**Records to process**

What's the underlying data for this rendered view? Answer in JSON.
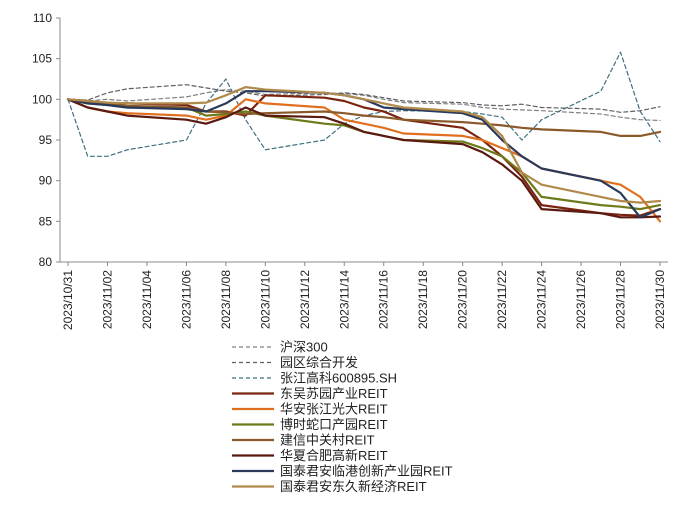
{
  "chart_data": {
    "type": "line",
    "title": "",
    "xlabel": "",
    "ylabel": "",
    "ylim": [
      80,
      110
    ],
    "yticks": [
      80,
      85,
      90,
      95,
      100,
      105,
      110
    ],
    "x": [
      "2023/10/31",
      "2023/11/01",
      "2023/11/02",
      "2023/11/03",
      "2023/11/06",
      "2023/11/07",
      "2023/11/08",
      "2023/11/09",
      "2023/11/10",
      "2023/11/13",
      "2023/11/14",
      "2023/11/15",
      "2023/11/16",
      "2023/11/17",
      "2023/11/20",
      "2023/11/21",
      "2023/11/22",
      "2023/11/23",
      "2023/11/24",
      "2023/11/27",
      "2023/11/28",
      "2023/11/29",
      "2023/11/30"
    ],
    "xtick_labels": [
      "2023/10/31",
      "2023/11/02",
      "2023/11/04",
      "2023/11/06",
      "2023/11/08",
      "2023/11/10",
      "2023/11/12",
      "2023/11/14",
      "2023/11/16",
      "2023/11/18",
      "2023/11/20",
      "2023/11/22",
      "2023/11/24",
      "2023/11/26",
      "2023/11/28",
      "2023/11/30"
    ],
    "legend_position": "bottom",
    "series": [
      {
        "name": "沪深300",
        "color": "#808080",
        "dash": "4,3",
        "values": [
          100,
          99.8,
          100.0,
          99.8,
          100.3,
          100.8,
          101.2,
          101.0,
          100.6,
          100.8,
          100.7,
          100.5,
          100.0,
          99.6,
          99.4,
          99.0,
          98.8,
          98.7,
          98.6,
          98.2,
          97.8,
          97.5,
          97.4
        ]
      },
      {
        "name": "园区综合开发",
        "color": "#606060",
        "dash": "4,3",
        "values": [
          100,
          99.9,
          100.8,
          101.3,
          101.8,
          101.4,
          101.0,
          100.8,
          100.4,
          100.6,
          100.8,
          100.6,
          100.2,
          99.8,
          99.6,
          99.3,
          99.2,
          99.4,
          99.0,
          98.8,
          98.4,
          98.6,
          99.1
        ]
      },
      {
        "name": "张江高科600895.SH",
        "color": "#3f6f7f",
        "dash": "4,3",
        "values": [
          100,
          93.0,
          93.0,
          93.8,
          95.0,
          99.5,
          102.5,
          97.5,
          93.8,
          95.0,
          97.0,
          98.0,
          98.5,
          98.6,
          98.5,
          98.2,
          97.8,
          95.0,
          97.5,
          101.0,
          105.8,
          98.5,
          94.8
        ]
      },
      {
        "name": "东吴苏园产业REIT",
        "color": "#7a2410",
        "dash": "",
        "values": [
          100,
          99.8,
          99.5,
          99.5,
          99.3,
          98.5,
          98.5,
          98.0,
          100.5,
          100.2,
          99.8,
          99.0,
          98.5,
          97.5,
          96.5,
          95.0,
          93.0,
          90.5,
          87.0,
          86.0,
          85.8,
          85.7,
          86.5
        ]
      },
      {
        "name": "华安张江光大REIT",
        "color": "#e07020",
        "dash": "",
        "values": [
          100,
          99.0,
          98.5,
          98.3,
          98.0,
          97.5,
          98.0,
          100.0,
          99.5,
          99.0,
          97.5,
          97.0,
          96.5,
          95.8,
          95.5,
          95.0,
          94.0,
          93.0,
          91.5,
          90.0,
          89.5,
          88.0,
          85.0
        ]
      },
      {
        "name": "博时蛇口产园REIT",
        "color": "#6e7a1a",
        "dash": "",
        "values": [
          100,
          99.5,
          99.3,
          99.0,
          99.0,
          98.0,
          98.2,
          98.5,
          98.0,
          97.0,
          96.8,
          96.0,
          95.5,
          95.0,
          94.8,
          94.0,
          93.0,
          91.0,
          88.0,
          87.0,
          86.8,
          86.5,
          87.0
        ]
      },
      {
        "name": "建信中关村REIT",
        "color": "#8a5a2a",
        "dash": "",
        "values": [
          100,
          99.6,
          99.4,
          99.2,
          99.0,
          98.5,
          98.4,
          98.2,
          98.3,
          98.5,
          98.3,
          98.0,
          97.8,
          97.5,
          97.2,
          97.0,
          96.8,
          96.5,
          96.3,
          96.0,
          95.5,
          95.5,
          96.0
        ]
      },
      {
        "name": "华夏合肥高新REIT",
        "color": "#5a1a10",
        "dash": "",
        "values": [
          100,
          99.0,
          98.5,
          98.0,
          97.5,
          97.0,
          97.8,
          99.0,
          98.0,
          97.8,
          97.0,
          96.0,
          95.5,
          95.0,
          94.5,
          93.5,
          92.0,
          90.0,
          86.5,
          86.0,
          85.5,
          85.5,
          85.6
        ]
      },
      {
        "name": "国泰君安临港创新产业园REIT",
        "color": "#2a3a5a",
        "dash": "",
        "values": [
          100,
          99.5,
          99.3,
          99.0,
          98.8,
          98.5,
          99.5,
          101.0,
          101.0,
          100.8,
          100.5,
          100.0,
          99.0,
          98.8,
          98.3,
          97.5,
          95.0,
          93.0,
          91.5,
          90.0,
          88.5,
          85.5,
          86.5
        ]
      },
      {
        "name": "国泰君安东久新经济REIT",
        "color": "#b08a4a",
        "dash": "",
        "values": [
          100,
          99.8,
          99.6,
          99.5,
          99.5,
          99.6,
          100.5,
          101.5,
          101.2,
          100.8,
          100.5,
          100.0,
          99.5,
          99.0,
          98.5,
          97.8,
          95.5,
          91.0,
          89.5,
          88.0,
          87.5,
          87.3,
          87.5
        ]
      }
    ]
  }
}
--
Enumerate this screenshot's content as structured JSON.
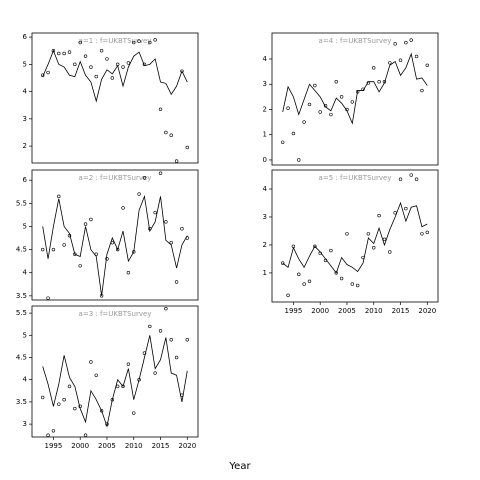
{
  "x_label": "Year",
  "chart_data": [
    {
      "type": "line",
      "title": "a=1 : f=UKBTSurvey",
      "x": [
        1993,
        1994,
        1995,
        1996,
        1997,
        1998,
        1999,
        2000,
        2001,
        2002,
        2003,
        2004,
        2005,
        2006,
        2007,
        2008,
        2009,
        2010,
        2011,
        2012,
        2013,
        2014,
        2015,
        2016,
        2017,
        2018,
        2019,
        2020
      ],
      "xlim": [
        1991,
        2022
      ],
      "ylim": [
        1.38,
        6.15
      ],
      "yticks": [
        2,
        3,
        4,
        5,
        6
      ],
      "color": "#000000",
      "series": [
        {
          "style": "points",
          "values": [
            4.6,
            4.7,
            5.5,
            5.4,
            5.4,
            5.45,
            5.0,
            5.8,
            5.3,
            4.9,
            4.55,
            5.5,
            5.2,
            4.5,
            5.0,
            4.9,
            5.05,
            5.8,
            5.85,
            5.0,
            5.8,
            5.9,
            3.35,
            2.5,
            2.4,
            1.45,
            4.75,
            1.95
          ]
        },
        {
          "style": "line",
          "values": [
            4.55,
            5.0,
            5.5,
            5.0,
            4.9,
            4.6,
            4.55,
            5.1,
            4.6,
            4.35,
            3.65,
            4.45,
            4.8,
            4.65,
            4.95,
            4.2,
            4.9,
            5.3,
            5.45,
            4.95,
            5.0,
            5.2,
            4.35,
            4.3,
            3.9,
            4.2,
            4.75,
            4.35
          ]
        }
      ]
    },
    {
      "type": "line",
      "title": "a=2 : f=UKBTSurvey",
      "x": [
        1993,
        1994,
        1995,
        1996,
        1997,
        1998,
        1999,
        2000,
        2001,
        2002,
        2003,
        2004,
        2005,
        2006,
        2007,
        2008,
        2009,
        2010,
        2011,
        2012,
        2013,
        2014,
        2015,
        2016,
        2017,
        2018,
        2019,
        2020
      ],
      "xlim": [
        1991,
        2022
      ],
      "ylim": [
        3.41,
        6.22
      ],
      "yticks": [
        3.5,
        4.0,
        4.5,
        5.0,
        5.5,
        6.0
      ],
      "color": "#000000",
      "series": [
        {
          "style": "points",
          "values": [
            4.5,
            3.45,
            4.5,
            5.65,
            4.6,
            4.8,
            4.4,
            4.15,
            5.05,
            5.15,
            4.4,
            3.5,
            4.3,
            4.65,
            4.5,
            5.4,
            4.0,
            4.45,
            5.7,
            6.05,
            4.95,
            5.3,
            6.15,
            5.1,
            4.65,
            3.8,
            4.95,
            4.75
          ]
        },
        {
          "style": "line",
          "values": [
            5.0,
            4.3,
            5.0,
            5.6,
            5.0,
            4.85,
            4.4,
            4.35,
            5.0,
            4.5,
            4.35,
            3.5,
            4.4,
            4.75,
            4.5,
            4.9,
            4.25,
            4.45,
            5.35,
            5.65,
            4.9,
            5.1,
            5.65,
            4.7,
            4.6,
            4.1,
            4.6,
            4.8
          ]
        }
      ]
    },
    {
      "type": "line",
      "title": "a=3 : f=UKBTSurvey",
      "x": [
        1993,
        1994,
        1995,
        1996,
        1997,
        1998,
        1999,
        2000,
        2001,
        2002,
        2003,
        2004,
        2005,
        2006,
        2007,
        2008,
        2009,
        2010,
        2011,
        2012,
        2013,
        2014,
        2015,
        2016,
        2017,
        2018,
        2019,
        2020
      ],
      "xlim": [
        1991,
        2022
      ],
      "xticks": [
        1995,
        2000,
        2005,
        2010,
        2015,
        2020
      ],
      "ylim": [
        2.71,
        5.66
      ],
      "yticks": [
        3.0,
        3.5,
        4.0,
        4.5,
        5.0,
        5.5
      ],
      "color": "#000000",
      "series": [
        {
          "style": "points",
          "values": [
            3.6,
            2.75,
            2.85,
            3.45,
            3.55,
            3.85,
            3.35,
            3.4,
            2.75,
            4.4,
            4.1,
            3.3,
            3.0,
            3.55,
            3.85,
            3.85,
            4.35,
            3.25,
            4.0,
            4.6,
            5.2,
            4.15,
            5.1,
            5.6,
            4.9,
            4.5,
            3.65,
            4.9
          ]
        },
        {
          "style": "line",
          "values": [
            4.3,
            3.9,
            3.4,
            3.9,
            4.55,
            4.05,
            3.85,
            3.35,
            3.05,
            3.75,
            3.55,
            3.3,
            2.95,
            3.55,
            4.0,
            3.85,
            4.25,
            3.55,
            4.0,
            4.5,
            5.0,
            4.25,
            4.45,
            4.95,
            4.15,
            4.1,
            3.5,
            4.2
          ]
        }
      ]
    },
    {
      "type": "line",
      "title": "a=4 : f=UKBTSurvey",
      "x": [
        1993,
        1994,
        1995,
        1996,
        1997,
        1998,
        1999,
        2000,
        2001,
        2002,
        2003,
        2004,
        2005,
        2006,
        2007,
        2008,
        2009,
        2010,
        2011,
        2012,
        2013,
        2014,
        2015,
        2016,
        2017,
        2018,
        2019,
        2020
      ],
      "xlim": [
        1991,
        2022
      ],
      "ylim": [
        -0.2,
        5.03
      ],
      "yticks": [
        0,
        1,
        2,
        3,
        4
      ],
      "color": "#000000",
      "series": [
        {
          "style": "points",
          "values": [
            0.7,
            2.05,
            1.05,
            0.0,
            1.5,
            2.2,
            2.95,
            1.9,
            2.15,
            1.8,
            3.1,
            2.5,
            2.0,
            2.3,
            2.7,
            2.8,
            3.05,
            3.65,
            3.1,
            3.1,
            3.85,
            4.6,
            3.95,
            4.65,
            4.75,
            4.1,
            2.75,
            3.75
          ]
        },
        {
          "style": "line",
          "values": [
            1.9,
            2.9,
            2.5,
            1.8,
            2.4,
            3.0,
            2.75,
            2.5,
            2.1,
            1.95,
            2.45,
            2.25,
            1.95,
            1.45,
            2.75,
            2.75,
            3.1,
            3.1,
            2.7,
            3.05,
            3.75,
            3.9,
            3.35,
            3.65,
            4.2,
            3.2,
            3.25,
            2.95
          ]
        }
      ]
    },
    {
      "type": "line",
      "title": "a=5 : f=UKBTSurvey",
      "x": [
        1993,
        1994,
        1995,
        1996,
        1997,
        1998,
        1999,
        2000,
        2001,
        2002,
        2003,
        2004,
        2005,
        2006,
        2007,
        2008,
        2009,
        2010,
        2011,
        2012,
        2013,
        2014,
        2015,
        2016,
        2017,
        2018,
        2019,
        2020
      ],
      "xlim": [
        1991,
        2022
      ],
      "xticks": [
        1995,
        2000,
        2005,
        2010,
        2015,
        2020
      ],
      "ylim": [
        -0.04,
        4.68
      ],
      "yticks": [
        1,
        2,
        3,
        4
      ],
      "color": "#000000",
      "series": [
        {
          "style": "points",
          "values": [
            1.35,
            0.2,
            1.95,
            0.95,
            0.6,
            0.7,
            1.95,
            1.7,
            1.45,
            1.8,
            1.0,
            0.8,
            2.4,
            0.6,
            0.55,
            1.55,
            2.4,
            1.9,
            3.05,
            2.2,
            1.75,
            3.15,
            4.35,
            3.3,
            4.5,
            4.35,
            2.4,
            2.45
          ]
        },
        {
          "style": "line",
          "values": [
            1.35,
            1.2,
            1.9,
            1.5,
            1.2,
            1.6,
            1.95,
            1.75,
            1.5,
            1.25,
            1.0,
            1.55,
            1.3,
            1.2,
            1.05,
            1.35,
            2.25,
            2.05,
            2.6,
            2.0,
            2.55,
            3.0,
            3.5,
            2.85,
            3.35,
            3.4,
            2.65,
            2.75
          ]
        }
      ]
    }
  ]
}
* * *
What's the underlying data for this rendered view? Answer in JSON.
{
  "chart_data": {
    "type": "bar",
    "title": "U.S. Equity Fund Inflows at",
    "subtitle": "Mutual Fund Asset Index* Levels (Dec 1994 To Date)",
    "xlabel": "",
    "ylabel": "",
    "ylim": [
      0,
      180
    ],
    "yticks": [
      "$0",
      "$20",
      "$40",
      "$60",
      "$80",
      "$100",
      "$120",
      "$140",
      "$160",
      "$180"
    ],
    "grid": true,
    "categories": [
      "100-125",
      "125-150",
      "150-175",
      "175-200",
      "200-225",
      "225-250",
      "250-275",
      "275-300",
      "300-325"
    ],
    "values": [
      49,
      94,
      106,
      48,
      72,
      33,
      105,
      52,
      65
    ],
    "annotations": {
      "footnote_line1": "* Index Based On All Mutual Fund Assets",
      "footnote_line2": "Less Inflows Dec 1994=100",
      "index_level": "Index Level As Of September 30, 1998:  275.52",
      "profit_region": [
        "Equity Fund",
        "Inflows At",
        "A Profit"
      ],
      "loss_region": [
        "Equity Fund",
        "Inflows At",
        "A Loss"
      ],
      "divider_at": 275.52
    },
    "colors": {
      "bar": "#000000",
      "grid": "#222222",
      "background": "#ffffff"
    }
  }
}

**Work to do**
Out of the material above, gather each line where "Inflows" appears.

**In response**
    "title": "U.S. Equity Fund Inflows at",
      "footnote_line2": "Less Inflows Dec 1994=100",
        "Inflows At",
        "Inflows At",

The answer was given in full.